▶ EXTRACTED TEXT:
.....
Father Brown is disappointed, not so much for losing the cross but for not having been able to talk Flambeau out of stealing it. So he sets up a trap for Flambeau when he persuades Lady Warren (Joan Greenwood) to put up her priceless chess game for auction. Flambeau of course shows up in disguise to steal it, and again Father Brown can do nothing to prevent it, but when he and Lady Warren return to Lady Warren's home, they find Flambeau there - who has come to return the chessgame. Brown is so impressed by his sudden act of righteousness that he helps Flambeau escape the police that's already hot on Flambeau's trail. Father Brown promises Flambeau they'll meet again and then he will save Flambeau's soul, but Flambeau insists that will never happen.
.....
▶ MATERIAL PROVIDED:

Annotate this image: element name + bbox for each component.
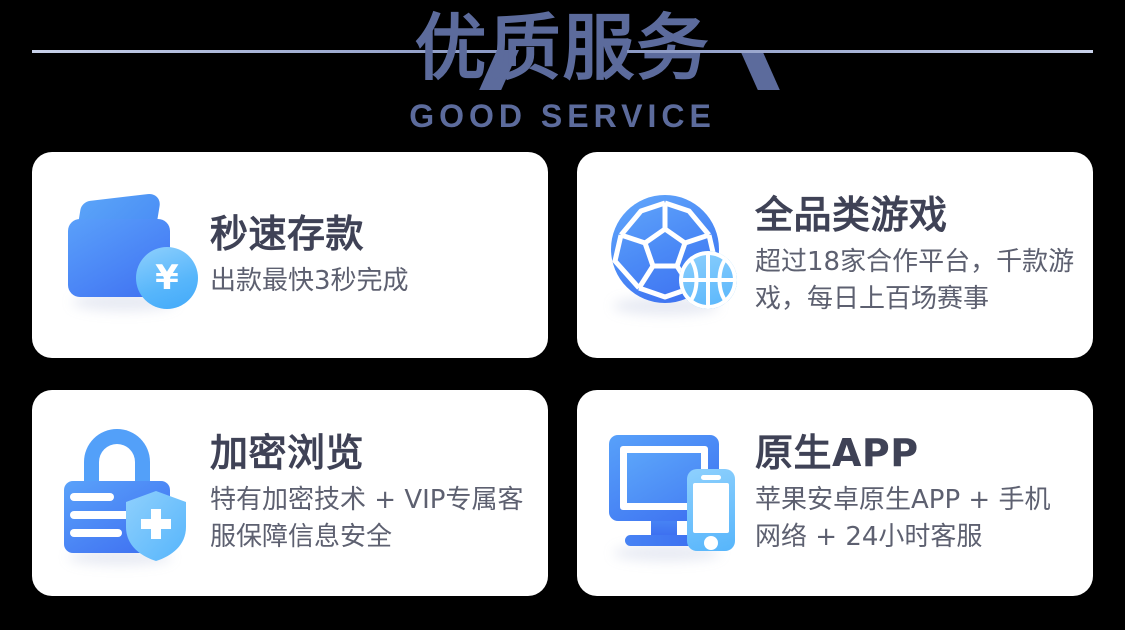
.....
▶ TASK STATEMENT:
In the Father Brown plot summary, what is Flambeau doing at Lady Warren's home when she and Father Brown return there?

▶ OUTPUT FOR THIS EXERCISE:
He has come to return the chess game.